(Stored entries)
☆ ☆ ☆ ☆ ☆ ☆ ☆

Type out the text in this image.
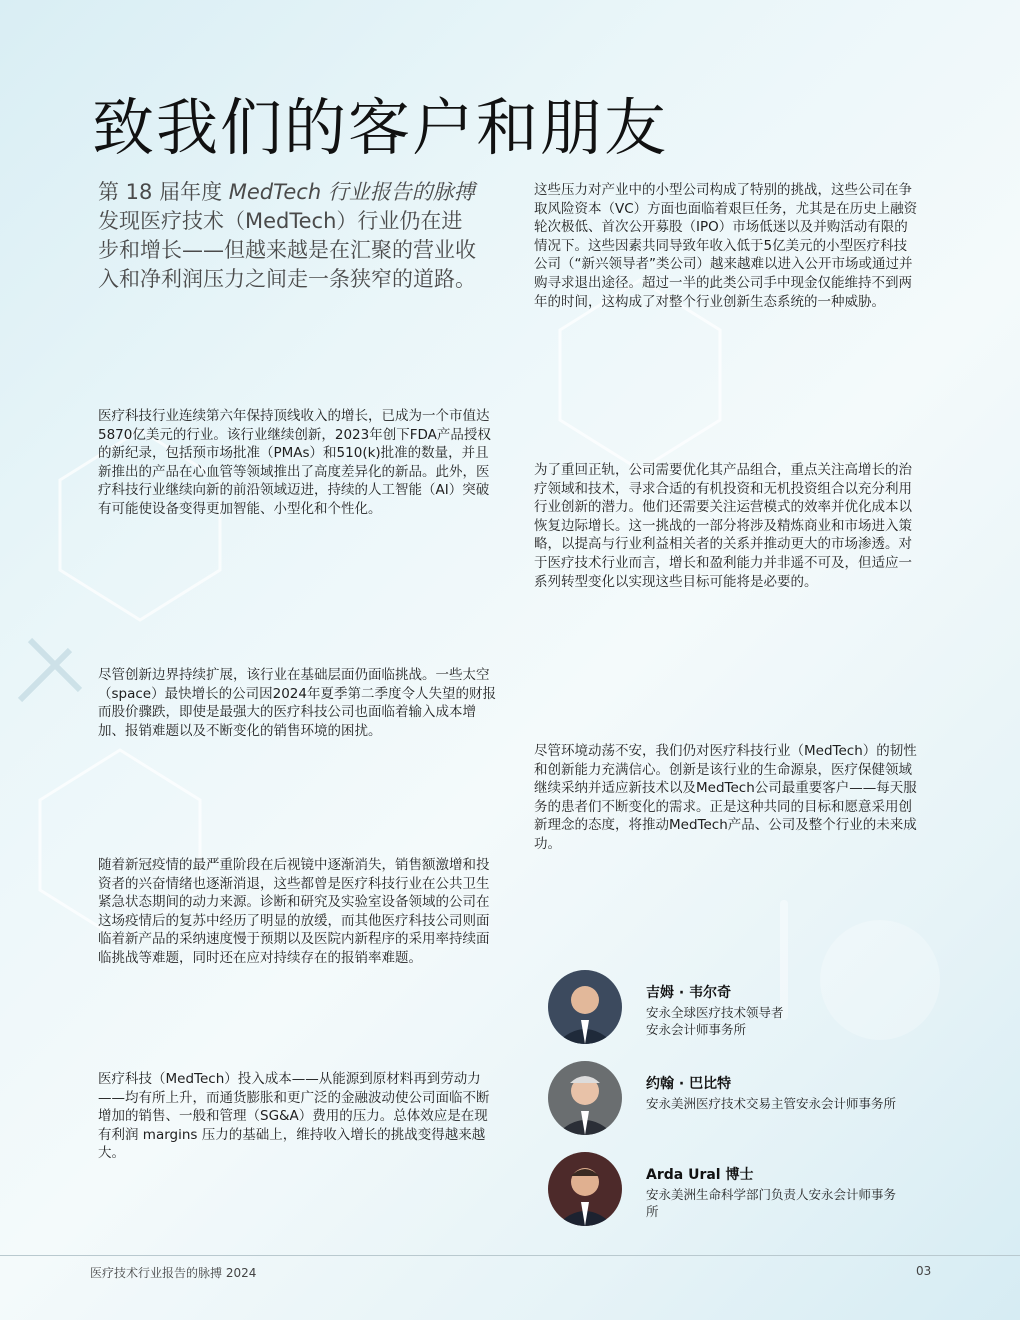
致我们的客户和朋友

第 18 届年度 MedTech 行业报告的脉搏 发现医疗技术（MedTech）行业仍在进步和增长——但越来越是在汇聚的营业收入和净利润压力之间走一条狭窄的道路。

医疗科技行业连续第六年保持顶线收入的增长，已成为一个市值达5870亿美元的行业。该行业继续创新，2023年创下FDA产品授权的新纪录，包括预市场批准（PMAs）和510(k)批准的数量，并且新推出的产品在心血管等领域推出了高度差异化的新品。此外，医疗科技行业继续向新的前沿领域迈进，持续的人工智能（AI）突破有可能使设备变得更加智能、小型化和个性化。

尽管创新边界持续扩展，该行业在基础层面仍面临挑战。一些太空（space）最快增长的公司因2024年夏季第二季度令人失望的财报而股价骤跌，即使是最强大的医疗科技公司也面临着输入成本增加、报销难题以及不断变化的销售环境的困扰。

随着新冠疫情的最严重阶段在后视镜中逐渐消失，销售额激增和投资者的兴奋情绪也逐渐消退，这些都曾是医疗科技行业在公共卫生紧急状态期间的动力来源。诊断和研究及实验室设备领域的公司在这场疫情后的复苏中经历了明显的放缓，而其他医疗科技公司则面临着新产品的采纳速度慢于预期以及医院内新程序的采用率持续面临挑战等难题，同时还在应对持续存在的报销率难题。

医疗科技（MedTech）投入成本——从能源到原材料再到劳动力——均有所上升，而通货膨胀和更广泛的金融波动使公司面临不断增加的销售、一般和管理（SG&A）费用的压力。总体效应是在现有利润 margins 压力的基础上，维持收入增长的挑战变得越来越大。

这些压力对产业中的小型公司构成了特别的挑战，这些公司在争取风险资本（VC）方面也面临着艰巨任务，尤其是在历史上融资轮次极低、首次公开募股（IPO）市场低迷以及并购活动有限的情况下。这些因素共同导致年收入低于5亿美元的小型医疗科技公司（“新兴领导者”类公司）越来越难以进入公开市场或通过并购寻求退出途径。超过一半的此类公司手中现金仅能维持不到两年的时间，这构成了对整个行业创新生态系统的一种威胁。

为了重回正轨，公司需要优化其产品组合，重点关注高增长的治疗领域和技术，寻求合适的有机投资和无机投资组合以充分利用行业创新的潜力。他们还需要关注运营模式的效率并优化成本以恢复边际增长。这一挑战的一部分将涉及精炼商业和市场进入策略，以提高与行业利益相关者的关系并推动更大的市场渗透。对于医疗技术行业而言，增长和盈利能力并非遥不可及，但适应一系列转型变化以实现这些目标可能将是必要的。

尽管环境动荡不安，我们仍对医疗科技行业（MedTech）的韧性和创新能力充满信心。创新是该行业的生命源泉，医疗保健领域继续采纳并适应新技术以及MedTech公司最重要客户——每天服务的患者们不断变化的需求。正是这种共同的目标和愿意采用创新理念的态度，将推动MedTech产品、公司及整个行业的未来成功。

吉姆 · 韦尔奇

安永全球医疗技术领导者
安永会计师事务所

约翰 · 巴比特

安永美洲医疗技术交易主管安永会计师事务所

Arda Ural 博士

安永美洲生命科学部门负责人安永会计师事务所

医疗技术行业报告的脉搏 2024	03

☆ ☆ ☆ ☆ ☆ ☆ ☆

= What you should do =
Return all the entries word for word, but omit any pictures they contain.

= Result below =
Type out the text in this image.
致我们的客户和朋友

第 18 届年度 MedTech 行业报告的脉搏 发现医疗技术（MedTech）行业仍在进步和增长——但越来越是在汇聚的营业收入和净利润压力之间走一条狭窄的道路。

医疗科技行业连续第六年保持顶线收入的增长，已成为一个市值达5870亿美元的行业。该行业继续创新，2023年创下FDA产品授权的新纪录，包括预市场批准（PMAs）和510(k)批准的数量，并且新推出的产品在心血管等领域推出了高度差异化的新品。此外，医疗科技行业继续向新的前沿领域迈进，持续的人工智能（AI）突破有可能使设备变得更加智能、小型化和个性化。

尽管创新边界持续扩展，该行业在基础层面仍面临挑战。一些太空（space）最快增长的公司因2024年夏季第二季度令人失望的财报而股价骤跌，即使是最强大的医疗科技公司也面临着输入成本增加、报销难题以及不断变化的销售环境的困扰。

随着新冠疫情的最严重阶段在后视镜中逐渐消失，销售额激增和投资者的兴奋情绪也逐渐消退，这些都曾是医疗科技行业在公共卫生紧急状态期间的动力来源。诊断和研究及实验室设备领域的公司在这场疫情后的复苏中经历了明显的放缓，而其他医疗科技公司则面临着新产品的采纳速度慢于预期以及医院内新程序的采用率持续面临挑战等难题，同时还在应对持续存在的报销率难题。

医疗科技（MedTech）投入成本——从能源到原材料再到劳动力——均有所上升，而通货膨胀和更广泛的金融波动使公司面临不断增加的销售、一般和管理（SG&A）费用的压力。总体效应是在现有利润 margins 压力的基础上，维持收入增长的挑战变得越来越大。

这些压力对产业中的小型公司构成了特别的挑战，这些公司在争取风险资本（VC）方面也面临着艰巨任务，尤其是在历史上融资轮次极低、首次公开募股（IPO）市场低迷以及并购活动有限的情况下。这些因素共同导致年收入低于5亿美元的小型医疗科技公司（“新兴领导者”类公司）越来越难以进入公开市场或通过并购寻求退出途径。超过一半的此类公司手中现金仅能维持不到两年的时间，这构成了对整个行业创新生态系统的一种威胁。

为了重回正轨，公司需要优化其产品组合，重点关注高增长的治疗领域和技术，寻求合适的有机投资和无机投资组合以充分利用行业创新的潜力。他们还需要关注运营模式的效率并优化成本以恢复边际增长。这一挑战的一部分将涉及精炼商业和市场进入策略，以提高与行业利益相关者的关系并推动更大的市场渗透。对于医疗技术行业而言，增长和盈利能力并非遥不可及，但适应一系列转型变化以实现这些目标可能将是必要的。

尽管环境动荡不安，我们仍对医疗科技行业（MedTech）的韧性和创新能力充满信心。创新是该行业的生命源泉，医疗保健领域继续采纳并适应新技术以及MedTech公司最重要客户——每天服务的患者们不断变化的需求。正是这种共同的目标和愿意采用创新理念的态度，将推动MedTech产品、公司及整个行业的未来成功。

吉姆 · 韦尔奇

安永全球医疗技术领导者
安永会计师事务所

约翰 · 巴比特

安永美洲医疗技术交易主管安永会计师事务所

Arda Ural 博士

安永美洲生命科学部门负责人安永会计师事务所

医疗技术行业报告的脉搏 2024	03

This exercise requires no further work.